WHAT YOU WILL DO - Look through the data below and return each line where "JSON" appears.

MATERIAL PROVIDED -
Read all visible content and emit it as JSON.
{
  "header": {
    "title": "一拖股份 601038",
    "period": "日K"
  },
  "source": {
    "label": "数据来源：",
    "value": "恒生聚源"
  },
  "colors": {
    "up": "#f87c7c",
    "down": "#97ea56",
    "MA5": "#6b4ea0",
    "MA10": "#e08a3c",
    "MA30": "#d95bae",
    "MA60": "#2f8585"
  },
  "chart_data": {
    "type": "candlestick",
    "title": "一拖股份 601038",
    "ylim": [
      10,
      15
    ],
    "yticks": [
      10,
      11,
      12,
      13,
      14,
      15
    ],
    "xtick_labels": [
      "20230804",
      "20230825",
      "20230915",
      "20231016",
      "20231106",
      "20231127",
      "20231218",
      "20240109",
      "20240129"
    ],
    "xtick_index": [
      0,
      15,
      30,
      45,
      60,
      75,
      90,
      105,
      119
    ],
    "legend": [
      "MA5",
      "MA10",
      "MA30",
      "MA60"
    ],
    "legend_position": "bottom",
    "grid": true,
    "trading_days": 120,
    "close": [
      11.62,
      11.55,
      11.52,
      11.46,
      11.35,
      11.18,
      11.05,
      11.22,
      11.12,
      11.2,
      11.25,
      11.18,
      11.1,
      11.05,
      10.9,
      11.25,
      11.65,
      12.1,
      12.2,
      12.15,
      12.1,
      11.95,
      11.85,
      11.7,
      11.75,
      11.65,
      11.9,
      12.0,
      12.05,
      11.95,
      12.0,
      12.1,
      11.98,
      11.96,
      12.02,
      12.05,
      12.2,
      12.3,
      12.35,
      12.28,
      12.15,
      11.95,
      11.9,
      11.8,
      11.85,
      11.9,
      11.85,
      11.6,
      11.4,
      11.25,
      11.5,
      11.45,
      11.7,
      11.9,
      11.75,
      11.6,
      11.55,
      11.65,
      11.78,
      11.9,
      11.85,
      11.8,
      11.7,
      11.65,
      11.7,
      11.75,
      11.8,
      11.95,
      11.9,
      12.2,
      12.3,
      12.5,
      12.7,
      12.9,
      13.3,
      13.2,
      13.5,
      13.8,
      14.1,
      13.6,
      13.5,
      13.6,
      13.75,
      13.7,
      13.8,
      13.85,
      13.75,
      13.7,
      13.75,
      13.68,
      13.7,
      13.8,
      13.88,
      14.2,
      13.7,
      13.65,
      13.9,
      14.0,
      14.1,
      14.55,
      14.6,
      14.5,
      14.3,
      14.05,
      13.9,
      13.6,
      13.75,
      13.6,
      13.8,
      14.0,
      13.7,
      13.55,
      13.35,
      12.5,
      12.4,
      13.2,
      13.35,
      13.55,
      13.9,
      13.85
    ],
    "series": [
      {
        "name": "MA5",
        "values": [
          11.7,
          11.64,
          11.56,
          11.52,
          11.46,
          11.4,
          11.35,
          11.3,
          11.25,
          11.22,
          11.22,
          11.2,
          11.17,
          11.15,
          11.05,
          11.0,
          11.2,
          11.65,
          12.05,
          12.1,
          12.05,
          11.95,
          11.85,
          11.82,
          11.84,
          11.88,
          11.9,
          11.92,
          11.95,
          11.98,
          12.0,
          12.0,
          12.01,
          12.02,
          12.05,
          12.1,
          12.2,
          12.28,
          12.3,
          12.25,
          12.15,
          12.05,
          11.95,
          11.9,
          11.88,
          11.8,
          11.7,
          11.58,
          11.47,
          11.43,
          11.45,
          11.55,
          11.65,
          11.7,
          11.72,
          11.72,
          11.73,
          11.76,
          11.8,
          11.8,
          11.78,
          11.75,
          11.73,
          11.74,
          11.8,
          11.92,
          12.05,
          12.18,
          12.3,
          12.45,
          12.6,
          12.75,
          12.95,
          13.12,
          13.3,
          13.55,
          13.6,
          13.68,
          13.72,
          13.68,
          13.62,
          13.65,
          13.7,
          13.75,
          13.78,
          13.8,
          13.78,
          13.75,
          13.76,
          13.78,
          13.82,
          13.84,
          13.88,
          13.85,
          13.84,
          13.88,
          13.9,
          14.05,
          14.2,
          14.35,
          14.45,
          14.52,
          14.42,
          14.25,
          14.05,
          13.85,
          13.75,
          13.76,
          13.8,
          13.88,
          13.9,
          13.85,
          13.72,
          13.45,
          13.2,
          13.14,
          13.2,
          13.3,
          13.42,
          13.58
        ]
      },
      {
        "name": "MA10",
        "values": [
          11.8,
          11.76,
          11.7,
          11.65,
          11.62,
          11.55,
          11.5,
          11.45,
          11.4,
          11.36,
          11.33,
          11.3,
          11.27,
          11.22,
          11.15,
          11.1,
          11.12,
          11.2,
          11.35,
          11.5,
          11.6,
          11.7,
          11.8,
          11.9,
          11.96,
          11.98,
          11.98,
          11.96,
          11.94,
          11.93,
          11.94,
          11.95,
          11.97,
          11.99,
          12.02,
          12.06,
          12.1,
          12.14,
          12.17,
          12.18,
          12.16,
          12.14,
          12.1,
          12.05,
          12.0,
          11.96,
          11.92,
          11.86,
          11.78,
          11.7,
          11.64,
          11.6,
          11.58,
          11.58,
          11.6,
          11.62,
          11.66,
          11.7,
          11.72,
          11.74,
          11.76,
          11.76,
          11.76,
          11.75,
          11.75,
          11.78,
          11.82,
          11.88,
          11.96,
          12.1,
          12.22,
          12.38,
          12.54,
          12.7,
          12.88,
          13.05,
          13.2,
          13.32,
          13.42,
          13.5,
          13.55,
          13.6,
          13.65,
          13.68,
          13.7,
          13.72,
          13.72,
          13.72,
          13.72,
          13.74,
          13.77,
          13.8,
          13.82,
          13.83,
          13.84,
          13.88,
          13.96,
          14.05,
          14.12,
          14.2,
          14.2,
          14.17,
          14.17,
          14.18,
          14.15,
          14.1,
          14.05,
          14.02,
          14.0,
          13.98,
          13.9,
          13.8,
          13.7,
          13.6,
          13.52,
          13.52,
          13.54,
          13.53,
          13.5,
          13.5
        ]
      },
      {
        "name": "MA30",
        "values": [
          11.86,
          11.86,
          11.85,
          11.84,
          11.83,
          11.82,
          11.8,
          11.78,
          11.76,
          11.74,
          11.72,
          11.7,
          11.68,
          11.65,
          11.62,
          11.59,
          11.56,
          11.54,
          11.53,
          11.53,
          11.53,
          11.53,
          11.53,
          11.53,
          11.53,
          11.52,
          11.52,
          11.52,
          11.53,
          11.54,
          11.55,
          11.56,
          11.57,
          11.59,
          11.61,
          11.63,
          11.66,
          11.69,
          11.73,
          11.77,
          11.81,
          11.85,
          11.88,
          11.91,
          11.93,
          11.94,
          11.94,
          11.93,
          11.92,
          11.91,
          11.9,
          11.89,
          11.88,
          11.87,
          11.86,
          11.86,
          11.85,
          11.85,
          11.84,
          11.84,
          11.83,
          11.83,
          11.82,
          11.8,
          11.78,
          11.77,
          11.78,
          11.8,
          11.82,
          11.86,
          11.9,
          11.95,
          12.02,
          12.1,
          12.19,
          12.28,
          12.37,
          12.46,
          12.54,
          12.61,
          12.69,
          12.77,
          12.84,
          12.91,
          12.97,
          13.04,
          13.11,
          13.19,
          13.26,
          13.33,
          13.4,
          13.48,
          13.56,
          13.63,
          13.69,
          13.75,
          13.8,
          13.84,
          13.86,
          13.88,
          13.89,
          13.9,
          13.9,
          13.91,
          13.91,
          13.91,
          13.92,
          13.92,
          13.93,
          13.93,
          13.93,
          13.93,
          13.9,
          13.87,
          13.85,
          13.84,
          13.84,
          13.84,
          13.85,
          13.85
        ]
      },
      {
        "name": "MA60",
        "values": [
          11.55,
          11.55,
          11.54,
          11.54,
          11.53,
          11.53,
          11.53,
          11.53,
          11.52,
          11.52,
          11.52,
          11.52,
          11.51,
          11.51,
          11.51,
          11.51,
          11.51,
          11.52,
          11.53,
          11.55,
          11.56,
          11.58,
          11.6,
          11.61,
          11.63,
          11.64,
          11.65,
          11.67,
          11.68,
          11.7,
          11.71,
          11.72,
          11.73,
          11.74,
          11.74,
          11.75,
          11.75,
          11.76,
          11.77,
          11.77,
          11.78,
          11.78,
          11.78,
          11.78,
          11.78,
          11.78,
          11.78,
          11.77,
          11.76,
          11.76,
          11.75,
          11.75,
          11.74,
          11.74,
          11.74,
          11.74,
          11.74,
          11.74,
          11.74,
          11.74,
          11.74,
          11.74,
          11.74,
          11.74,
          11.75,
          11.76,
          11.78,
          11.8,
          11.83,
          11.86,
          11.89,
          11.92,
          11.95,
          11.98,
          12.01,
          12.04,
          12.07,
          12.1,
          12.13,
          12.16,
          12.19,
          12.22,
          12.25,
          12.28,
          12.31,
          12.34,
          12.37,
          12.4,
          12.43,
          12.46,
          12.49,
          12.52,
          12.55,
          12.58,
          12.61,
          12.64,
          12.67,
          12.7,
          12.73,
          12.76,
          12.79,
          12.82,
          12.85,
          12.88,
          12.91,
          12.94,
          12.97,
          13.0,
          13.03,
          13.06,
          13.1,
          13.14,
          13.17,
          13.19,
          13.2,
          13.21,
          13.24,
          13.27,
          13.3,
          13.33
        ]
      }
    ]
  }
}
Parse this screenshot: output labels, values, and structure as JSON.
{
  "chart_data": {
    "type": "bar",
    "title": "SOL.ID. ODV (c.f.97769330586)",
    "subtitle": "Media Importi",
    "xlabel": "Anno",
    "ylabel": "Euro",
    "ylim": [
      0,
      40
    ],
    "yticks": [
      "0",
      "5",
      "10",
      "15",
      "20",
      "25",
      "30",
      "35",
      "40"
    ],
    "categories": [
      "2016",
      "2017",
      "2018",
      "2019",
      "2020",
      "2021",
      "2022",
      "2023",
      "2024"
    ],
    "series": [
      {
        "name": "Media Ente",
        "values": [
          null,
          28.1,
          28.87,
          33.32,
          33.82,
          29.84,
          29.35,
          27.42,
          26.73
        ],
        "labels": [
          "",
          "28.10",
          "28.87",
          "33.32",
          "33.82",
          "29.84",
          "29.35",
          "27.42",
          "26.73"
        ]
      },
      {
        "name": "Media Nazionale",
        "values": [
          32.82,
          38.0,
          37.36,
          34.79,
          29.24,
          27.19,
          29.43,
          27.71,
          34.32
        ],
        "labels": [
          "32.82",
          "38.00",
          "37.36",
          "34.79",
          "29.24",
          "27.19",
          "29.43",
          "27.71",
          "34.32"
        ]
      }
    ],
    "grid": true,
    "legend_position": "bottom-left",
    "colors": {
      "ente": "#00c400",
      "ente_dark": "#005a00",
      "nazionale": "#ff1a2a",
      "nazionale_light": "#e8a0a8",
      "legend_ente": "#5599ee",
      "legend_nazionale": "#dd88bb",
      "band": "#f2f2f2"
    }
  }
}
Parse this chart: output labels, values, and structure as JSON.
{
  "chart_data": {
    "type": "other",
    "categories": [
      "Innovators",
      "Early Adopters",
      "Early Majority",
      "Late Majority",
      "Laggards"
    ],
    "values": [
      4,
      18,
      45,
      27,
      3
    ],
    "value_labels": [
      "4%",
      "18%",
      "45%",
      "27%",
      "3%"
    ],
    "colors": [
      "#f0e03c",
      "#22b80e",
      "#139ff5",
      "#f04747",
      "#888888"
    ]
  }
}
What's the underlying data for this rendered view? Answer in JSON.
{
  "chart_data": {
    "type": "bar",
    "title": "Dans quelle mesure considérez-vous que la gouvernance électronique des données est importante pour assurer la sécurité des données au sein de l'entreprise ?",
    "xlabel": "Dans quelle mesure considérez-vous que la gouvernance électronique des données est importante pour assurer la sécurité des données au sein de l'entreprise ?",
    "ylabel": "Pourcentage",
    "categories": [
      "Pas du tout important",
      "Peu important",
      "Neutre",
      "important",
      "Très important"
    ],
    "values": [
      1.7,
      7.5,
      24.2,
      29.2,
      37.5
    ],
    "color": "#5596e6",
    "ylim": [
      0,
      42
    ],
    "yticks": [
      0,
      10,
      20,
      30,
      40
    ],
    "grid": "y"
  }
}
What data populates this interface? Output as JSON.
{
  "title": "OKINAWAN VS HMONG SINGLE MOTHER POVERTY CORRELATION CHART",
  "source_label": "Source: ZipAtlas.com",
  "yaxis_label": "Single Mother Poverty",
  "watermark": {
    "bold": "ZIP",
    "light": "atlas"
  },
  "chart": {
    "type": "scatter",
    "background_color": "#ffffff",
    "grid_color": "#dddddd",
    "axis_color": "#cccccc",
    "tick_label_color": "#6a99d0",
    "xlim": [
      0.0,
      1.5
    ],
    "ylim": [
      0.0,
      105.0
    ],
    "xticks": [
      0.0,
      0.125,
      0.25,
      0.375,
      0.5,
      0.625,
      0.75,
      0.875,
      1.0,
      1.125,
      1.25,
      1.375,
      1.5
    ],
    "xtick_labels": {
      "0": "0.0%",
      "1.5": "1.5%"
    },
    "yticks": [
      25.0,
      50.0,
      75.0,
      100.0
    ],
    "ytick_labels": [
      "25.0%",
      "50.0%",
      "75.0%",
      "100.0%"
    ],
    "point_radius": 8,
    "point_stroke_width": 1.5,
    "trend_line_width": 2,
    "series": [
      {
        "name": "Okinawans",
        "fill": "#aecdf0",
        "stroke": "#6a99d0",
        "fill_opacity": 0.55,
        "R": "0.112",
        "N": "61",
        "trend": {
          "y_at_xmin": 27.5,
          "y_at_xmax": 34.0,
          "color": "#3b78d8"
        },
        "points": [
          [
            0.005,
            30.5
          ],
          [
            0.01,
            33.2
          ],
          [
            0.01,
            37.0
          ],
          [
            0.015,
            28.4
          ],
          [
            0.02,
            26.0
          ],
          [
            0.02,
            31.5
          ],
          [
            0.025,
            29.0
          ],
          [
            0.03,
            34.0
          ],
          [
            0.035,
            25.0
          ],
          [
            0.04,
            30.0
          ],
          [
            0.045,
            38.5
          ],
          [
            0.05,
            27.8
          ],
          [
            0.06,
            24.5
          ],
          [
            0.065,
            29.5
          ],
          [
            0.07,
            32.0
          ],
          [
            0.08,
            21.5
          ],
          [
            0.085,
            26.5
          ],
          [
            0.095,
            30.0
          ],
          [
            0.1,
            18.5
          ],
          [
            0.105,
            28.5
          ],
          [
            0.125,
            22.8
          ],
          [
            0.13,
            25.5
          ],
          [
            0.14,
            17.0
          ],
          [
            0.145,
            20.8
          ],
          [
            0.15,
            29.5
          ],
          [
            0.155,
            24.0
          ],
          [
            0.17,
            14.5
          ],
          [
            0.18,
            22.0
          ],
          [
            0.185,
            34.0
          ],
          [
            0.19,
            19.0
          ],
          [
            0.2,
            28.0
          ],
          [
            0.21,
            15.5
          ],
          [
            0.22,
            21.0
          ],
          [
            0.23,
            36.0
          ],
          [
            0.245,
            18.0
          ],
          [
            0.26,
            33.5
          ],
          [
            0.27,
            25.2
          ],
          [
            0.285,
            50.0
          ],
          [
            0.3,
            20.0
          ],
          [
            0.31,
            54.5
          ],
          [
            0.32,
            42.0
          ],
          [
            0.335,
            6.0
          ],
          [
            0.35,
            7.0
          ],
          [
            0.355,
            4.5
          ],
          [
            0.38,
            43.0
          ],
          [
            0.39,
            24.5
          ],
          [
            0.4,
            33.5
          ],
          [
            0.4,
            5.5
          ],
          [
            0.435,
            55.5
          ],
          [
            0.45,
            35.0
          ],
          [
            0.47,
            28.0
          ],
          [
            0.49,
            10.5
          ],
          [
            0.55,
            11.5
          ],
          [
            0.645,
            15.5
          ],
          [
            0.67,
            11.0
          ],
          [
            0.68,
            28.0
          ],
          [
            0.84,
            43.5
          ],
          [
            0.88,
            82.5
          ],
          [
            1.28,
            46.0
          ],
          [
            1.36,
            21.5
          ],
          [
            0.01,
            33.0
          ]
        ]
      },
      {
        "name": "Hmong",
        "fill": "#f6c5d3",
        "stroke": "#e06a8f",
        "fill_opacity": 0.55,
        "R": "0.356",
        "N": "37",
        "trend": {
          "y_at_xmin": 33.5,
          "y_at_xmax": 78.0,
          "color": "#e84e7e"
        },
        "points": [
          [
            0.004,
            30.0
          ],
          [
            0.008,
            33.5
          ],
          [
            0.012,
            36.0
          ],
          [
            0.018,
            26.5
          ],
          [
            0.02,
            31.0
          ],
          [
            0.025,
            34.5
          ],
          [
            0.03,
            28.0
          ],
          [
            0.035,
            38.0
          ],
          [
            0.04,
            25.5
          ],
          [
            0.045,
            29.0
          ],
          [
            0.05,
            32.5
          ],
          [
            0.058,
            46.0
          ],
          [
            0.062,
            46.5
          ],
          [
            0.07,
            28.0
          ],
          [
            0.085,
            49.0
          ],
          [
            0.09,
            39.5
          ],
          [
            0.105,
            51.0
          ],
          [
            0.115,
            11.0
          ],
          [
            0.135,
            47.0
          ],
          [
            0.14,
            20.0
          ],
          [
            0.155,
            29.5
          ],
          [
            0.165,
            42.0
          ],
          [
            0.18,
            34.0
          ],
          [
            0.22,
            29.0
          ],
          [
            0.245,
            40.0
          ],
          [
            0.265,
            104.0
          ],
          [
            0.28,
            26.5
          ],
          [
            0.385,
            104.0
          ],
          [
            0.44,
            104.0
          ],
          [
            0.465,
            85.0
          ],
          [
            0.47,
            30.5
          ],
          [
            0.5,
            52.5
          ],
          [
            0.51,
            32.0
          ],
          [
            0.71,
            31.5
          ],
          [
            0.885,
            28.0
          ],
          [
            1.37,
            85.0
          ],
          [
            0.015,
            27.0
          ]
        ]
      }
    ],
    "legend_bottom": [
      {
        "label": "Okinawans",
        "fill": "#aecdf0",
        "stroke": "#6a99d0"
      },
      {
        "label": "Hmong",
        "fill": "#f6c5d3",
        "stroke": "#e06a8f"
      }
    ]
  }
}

EXERCISE RESULT -
Read all visible content and emit it as JSON.
Parse this screenshot: output labels, values, and structure as JSON.
Parse this chart: output labels, values, and structure as JSON.
What's the underlying data for this rendered view? Answer in JSON.
What data populates this interface? Output as JSON.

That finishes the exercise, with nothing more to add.